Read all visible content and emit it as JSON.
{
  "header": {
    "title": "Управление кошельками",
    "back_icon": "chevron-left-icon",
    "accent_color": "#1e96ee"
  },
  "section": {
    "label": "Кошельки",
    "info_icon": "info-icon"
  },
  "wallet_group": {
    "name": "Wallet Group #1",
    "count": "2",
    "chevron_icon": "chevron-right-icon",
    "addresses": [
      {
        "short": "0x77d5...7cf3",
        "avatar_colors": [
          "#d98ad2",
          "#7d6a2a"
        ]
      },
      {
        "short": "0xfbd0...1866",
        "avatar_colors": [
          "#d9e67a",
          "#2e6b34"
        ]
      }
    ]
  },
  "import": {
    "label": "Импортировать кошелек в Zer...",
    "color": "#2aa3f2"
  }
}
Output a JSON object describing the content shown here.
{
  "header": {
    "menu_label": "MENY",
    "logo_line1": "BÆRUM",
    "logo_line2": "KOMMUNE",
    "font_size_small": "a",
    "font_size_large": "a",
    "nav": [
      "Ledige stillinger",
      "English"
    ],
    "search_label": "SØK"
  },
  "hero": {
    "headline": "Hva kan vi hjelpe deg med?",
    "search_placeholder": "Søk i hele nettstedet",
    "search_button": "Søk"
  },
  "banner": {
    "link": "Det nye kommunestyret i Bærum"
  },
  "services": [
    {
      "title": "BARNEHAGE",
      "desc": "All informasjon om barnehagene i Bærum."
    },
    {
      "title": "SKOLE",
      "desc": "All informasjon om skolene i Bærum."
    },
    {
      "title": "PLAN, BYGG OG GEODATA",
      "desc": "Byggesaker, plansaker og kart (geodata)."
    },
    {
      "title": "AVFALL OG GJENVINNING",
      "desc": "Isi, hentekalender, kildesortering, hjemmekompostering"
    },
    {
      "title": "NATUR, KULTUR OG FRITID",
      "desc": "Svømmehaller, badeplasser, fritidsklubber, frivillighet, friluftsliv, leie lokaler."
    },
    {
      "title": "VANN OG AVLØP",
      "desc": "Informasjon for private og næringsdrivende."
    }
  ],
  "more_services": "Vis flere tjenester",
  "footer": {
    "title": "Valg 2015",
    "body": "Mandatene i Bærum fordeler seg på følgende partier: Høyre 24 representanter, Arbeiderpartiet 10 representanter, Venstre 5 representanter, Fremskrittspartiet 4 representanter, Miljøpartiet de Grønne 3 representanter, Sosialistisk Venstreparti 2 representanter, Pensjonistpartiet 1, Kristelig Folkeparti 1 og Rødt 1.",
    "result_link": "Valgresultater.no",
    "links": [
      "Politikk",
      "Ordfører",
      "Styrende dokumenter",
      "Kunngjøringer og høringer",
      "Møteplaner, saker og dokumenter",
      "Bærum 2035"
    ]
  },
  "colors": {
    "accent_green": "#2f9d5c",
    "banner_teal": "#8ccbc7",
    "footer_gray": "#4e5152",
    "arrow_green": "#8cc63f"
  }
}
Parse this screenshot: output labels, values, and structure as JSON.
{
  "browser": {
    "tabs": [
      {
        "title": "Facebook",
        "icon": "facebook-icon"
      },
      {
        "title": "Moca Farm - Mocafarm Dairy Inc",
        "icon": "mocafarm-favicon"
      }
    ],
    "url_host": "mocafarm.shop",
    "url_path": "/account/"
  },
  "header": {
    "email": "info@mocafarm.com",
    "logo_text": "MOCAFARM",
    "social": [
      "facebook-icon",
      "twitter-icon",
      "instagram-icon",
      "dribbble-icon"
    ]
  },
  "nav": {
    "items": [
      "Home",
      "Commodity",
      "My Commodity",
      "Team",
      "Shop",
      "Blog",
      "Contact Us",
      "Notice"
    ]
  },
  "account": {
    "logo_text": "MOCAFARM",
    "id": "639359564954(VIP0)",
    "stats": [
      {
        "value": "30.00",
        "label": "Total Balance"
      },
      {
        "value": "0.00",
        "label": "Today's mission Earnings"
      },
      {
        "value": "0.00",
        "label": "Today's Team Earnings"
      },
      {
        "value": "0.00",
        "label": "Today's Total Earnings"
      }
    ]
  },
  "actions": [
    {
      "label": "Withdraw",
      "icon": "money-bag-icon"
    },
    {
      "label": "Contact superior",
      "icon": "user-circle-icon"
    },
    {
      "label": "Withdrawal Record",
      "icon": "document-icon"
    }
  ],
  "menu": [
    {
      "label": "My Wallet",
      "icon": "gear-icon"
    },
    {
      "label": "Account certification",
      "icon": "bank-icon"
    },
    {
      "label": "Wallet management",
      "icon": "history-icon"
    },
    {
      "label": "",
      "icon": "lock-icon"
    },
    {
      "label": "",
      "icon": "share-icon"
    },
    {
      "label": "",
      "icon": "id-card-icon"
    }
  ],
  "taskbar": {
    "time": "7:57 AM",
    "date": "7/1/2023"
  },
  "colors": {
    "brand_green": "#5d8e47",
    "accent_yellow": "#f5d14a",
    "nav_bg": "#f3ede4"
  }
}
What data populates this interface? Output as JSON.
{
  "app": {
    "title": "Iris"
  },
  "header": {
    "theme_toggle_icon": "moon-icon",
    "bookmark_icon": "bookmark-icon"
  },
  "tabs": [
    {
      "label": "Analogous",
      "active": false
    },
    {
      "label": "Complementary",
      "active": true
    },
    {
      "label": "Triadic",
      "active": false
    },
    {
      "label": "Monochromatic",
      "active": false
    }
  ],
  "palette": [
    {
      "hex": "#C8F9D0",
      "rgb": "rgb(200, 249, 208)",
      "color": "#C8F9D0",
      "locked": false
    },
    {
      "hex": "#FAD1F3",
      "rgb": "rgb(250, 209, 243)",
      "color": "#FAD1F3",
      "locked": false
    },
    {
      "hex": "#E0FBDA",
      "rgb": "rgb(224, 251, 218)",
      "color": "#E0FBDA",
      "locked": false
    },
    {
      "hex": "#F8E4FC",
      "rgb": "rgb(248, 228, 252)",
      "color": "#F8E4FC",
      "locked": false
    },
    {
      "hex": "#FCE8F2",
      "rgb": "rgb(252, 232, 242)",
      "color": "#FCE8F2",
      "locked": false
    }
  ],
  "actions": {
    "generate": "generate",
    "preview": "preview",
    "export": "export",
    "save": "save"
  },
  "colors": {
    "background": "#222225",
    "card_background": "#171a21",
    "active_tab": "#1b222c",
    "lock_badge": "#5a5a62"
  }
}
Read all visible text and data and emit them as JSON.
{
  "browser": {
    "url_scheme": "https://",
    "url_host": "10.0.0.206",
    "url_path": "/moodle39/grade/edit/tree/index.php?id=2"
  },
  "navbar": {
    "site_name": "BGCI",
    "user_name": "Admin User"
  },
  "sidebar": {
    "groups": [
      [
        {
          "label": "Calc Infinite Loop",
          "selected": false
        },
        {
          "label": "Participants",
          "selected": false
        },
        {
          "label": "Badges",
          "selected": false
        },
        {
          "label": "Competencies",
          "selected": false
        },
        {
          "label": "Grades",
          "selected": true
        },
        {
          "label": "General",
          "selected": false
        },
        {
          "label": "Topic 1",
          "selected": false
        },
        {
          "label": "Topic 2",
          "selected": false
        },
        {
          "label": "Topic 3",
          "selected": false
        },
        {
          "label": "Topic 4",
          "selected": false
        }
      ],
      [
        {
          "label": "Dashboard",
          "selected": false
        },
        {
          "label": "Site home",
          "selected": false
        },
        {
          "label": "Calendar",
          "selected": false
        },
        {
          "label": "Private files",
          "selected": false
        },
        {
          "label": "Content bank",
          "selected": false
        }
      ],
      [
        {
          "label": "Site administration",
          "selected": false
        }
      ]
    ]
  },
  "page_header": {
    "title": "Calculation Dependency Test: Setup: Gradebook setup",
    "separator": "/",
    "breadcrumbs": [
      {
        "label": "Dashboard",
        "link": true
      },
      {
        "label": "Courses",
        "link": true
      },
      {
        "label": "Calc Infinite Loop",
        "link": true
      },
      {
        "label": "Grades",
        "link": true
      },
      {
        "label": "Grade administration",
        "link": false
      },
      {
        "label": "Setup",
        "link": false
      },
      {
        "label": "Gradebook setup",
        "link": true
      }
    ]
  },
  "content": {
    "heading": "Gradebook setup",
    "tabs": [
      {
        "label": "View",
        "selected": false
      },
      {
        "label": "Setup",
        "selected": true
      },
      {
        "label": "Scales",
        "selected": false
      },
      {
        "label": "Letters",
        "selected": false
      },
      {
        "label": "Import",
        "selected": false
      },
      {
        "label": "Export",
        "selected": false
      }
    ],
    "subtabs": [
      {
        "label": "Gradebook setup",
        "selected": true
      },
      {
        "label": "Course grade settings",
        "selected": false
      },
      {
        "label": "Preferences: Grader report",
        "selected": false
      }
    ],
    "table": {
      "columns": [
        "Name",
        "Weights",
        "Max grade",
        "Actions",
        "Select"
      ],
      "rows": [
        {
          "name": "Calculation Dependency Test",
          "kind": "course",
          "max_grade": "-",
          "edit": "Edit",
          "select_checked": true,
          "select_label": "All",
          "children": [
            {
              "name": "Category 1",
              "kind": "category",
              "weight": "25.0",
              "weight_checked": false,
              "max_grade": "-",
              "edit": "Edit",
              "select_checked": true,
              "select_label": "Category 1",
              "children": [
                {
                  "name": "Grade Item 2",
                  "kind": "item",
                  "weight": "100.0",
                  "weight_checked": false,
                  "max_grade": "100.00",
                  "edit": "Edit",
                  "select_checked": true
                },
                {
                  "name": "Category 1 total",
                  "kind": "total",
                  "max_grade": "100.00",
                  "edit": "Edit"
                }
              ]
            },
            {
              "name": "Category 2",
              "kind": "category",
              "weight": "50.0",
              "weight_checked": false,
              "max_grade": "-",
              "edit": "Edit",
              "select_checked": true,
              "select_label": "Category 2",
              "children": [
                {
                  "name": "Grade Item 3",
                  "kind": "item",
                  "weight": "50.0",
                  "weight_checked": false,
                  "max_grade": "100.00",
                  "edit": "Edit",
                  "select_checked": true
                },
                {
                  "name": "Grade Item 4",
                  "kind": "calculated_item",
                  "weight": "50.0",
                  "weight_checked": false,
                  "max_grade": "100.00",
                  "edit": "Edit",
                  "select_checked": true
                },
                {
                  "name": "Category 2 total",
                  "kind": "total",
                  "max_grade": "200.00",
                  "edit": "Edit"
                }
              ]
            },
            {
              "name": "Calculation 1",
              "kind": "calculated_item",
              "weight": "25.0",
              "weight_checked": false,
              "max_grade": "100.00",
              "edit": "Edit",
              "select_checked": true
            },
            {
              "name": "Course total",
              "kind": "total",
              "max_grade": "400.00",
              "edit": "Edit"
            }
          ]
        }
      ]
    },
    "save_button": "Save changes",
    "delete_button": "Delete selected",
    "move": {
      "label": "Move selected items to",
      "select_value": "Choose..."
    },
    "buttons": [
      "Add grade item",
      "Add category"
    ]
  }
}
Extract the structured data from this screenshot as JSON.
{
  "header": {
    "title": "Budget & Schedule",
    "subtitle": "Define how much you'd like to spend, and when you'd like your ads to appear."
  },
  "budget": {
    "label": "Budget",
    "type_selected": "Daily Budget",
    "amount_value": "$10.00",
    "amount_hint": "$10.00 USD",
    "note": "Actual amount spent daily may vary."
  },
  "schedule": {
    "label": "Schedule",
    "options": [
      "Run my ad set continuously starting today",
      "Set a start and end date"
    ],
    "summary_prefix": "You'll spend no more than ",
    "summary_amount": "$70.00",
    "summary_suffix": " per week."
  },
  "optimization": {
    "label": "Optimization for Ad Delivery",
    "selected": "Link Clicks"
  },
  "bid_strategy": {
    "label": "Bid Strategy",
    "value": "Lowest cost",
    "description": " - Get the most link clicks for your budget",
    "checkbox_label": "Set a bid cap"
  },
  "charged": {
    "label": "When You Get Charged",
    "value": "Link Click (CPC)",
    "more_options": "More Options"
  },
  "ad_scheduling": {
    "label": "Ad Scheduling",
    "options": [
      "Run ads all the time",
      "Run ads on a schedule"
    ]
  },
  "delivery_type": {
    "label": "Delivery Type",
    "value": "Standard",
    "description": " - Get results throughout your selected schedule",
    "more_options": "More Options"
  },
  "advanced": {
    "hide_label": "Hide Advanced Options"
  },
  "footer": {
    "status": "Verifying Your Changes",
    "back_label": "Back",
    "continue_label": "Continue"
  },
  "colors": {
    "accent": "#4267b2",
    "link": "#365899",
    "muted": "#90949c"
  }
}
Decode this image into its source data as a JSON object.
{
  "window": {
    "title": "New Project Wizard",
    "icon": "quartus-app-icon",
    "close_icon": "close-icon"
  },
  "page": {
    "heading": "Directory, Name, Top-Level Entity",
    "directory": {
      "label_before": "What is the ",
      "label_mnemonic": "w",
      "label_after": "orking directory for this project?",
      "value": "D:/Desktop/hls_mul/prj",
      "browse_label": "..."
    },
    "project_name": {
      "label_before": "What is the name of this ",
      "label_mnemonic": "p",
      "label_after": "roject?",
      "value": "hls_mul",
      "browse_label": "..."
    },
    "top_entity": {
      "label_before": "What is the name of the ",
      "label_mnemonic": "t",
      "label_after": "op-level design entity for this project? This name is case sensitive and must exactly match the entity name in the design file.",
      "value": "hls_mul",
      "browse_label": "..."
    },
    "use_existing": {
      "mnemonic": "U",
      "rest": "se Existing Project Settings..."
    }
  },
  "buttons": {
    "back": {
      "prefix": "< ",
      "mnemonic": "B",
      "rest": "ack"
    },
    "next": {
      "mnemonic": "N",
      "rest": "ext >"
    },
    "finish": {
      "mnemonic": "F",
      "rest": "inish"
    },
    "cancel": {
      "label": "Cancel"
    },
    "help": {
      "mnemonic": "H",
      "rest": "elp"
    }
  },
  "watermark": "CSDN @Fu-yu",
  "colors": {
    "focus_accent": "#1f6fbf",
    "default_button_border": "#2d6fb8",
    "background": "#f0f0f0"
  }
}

◆ **Task description**:
Working from the listing above, pick out every line that has "dokumenter" and copy it.

◆ **Solution to the problem**:
      "Styrende dokumenter",
      "Møteplaner, saker og dokumenter",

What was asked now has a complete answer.